Give only the number of lines in the listing below where the string "качестве" occurs.

Data for the task start

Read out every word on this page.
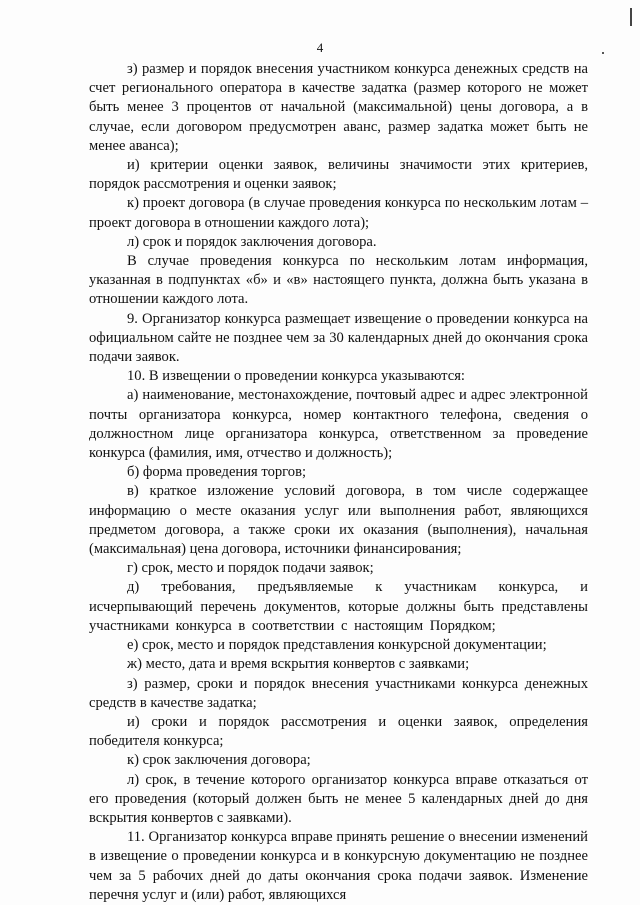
4

з) размер и порядок внесения участником конкурса денежных средств на счет регионального оператора в качестве задатка (размер которого не может быть менее 3 процентов от начальной (максимальной) цены договора, а в случае, если договором предусмотрен аванс, размер задатка может быть не менее аванса);

и) критерии оценки заявок, величины значимости этих критериев, порядок рассмотрения и оценки заявок;

к) проект договора (в случае проведения конкурса по нескольким лотам – проект договора в отношении каждого лота);

л) срок и порядок заключения договора.

В случае проведения конкурса по нескольким лотам информация, указанная в подпунктах «б» и «в» настоящего пункта, должна быть указана в отношении каждого лота.

9. Организатор конкурса размещает извещение о проведении конкурса на официальном сайте не позднее чем за 30 календарных дней до окончания срока подачи заявок.

10. В извещении о проведении конкурса указываются:

а) наименование, местонахождение, почтовый адрес и адрес электронной почты организатора конкурса, номер контактного телефона, сведения о должностном лице организатора конкурса, ответственном за проведение конкурса (фамилия, имя, отчество и должность);

б) форма проведения торгов;

в) краткое изложение условий договора, в том числе содержащее информацию о месте оказания услуг или выполнения работ, являющихся предметом договора, а также сроки их оказания (выполнения), начальная (максимальная) цена договора, источники финансирования;

г) срок, место и порядок подачи заявок;

д) требования, предъявляемые к участникам конкурса, и исчерпывающий перечень документов, которые должны быть представлены участниками конкурса в соответствии с настоящим Порядком;

е) срок, место и порядок представления конкурсной документации;

ж) место, дата и время вскрытия конвертов с заявками;

з) размер, сроки и порядок внесения участниками конкурса денежных средств в качестве задатка;

и) сроки и порядок рассмотрения и оценки заявок, определения победителя конкурса;

к) срок заключения договора;

л) срок, в течение которого организатор конкурса вправе отказаться от его проведения (который должен быть не менее 5 календарных дней до дня вскрытия конвертов с заявками).

11. Организатор конкурса вправе принять решение о внесении изменений в извещение о проведении конкурса и в конкурсную документацию не позднее чем за 5 рабочих дней до даты окончания срока подачи заявок. Изменение перечня услуг и (или) работ, являющихся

Data for the task end

▶ _Full output_: 2